● Written task
Using the material that follows, identify and copy each line with the string "деятельности".
--- Start ---
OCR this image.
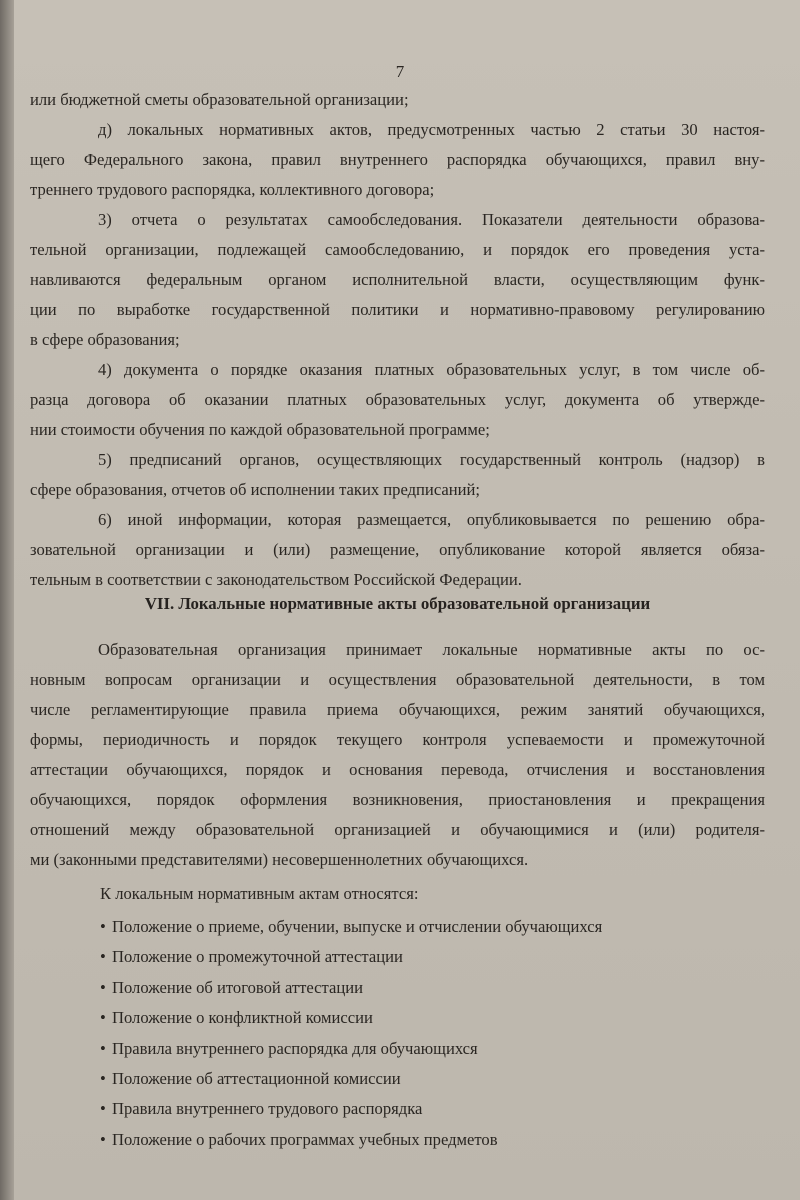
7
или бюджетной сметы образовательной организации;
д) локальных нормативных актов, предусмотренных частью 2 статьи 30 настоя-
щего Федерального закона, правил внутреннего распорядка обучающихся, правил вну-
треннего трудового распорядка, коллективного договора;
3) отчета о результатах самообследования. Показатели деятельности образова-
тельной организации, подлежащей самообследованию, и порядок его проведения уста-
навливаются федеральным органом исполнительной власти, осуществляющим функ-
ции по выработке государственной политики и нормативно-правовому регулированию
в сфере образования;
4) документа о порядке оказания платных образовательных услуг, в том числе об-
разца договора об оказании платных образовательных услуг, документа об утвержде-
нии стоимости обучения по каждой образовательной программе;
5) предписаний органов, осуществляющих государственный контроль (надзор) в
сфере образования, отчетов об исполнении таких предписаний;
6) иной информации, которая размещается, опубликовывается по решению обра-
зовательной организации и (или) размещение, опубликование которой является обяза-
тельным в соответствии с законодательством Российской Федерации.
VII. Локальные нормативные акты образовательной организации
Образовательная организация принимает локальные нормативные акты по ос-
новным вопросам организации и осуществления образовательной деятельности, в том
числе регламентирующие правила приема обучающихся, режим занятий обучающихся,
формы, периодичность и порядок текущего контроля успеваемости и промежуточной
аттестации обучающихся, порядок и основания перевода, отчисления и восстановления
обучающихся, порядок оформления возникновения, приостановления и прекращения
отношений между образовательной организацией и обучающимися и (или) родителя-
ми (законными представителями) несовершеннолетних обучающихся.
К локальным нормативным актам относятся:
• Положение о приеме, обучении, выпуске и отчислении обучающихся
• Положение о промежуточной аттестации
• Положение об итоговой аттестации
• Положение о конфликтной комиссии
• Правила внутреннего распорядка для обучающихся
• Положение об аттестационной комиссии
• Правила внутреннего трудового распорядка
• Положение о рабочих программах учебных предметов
--- End ---
--- Start ---
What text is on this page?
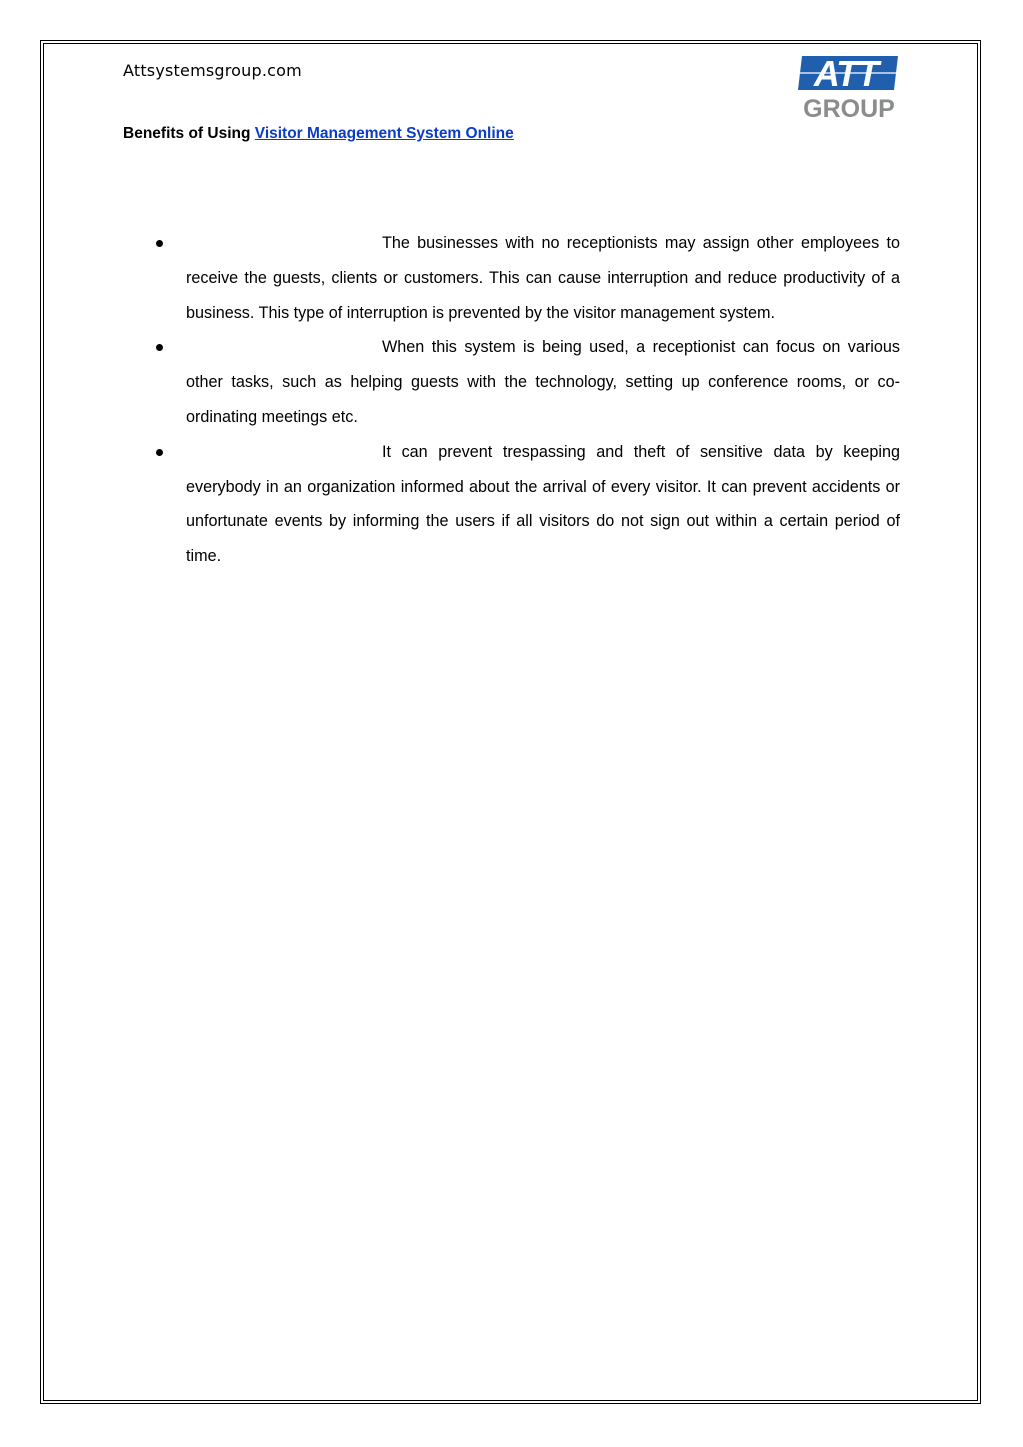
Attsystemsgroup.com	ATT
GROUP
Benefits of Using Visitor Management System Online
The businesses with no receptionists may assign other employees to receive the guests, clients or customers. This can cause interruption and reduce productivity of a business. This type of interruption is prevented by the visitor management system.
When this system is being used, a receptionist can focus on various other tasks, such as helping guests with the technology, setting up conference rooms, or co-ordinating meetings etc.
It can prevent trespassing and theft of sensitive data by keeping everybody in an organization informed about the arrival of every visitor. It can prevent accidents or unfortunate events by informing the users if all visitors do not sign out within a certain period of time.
--- End ---
● Exercise response
3) отчета о результатах самообследования. Показатели деятельности образова-
новным вопросам организации и осуществления образовательной деятельности, в том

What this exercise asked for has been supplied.